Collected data
....
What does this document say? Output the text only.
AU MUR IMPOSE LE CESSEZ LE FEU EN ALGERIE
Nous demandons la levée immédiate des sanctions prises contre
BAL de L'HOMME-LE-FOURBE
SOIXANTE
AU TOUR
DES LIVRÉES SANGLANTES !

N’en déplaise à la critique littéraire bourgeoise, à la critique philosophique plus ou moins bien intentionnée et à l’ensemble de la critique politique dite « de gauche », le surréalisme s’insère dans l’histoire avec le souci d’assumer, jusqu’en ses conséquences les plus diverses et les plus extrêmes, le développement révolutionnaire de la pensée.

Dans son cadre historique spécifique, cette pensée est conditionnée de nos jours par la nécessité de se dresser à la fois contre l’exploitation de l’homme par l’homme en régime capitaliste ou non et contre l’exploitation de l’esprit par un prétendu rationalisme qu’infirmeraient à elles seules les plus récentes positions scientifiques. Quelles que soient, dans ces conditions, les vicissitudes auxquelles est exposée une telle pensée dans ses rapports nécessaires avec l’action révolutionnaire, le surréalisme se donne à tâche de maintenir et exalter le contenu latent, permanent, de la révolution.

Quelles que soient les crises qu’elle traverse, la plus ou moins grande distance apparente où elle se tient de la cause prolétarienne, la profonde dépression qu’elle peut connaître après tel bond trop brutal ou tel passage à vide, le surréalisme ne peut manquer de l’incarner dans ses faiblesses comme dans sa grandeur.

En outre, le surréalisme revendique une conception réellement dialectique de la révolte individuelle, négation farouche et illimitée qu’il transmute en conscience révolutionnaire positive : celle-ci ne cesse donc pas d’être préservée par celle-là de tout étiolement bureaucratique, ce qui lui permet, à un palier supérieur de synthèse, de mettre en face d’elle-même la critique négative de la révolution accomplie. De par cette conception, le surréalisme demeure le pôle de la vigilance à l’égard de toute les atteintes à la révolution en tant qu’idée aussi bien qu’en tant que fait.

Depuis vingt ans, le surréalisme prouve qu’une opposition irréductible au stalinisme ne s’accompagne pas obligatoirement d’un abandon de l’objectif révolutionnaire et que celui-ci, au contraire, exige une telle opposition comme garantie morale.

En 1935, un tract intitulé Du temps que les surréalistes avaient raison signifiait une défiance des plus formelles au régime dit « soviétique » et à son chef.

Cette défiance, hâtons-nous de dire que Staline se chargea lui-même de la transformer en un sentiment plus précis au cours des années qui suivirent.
....
Show all lines above holding "critique".

N’en déplaise à la critique littéraire bourgeoise, à la critique philosophique plus ou moins bien intentionnée et à l’ensemble de la critique politique dite « de gauche », le surréalisme s’insère dans l’histoire avec le souci d’assumer, jusqu’en ses conséquences les plus diverses et les plus extrêmes, le développement révolutionnaire de la pensée.
En outre, le surréalisme revendique une conception réellement dialectique de la révolte individuelle, négation farouche et illimitée qu’il transmute en conscience révolutionnaire positive : celle-ci ne cesse donc pas d’être préservée par celle-là de tout étiolement bureaucratique, ce qui lui permet, à un palier supérieur de synthèse, de mettre en face d’elle-même la critique négative de la révolution accomplie. De par cette conception, le surréalisme demeure le pôle de la vigilance à l’égard de toute les atteintes à la révolution en tant qu’idée aussi bien qu’en tant que fait.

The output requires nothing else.